Dataset rows about figures:
▬▬▬▬▬▬

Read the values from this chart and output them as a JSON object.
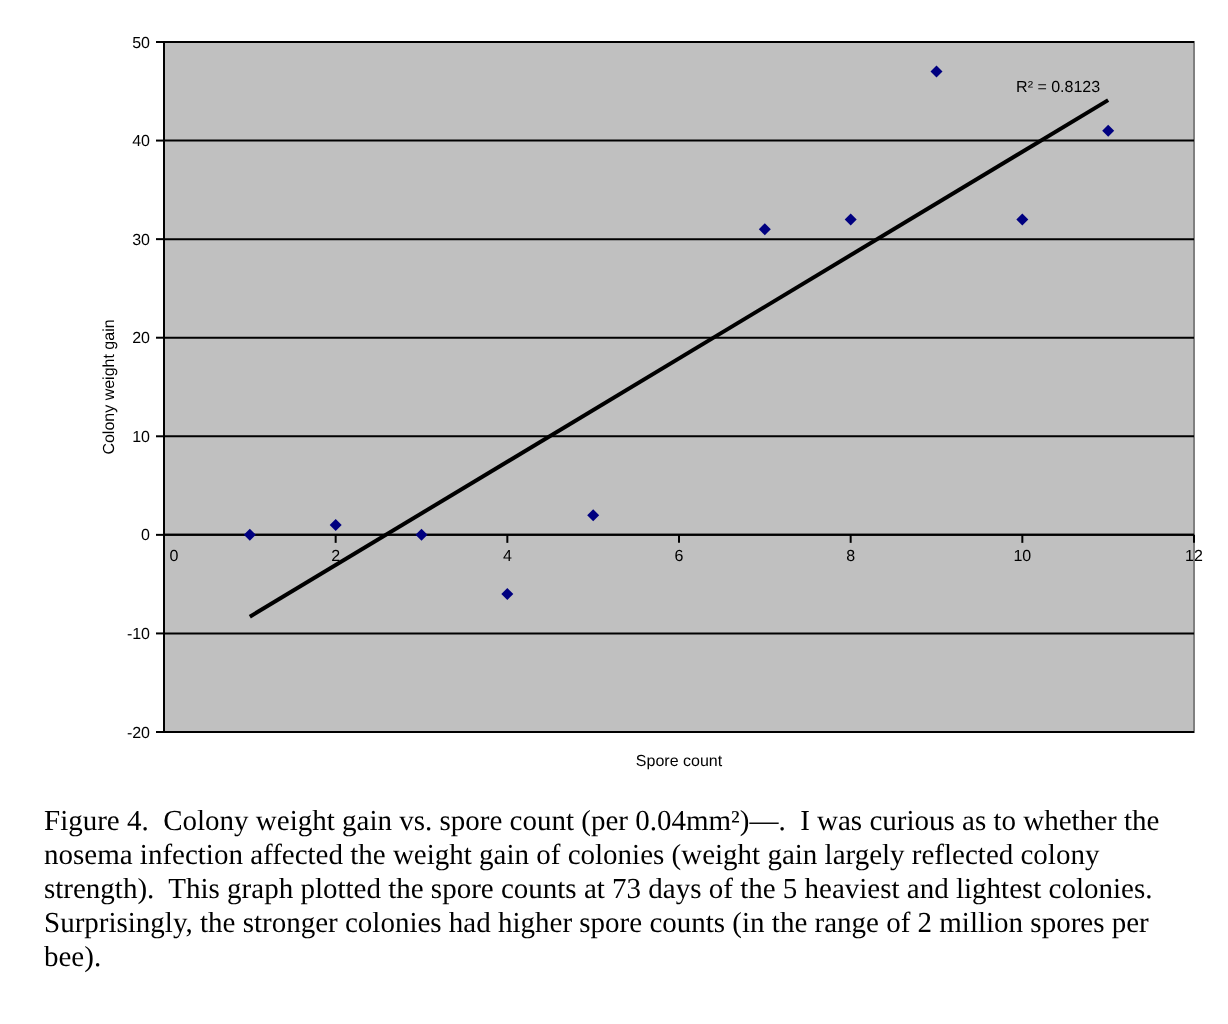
{
  "chart_data": {
    "type": "scatter",
    "xlabel": "Spore count",
    "ylabel": "Colony weight gain",
    "xlim": [
      0,
      12
    ],
    "xticks": [
      0,
      2,
      4,
      6,
      8,
      10,
      12
    ],
    "ylim": [
      -20,
      50
    ],
    "yticks": [
      -20,
      -10,
      0,
      10,
      20,
      30,
      40,
      50
    ],
    "grid": "y",
    "series": [
      {
        "marker": "diamond",
        "color": "#000080",
        "x": [
          1,
          2,
          3,
          4,
          5,
          7,
          8,
          9,
          10,
          11
        ],
        "values": [
          0,
          1,
          0,
          -6,
          2,
          31,
          32,
          47,
          32,
          41
        ]
      },
      {
        "type": "line",
        "color": "#000000",
        "x": [
          1,
          11
        ],
        "values": [
          -8.3,
          44.1
        ],
        "line_style": "solid"
      }
    ],
    "annotations": [
      {
        "text": "R² = 0.8123",
        "x": 11,
        "y": 44.1
      },
      "Figure 4.  Colony weight gain vs. spore count (per 0.04mm²)—.  I was curious as to whether the nosema infection affected the weight gain of colonies (weight gain largely reflected colony strength).  This graph plotted the spore counts at 73 days of the 5 heaviest and lightest colonies. Surprisingly, the stronger colonies had higher spore counts (in the range of 2 million spores per bee)."
    ]
  }
}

▬▬▬▬▬▬

In the records above, locate the lines holding the word "Colony". Copy each of them.

    "ylabel": "Colony weight gain",
      "Figure 4.  Colony weight gain vs. spore count (per 0.04mm²)—.  I was curious as to whether the nosema infection affected the weight gain of colonies (weight gain largely reflected colony strength).  This graph plotted the spore counts at 73 days of the 5 heaviest and lightest colonies. Surprisingly, the stronger colonies had higher spore counts (in the range of 2 million spores per bee)."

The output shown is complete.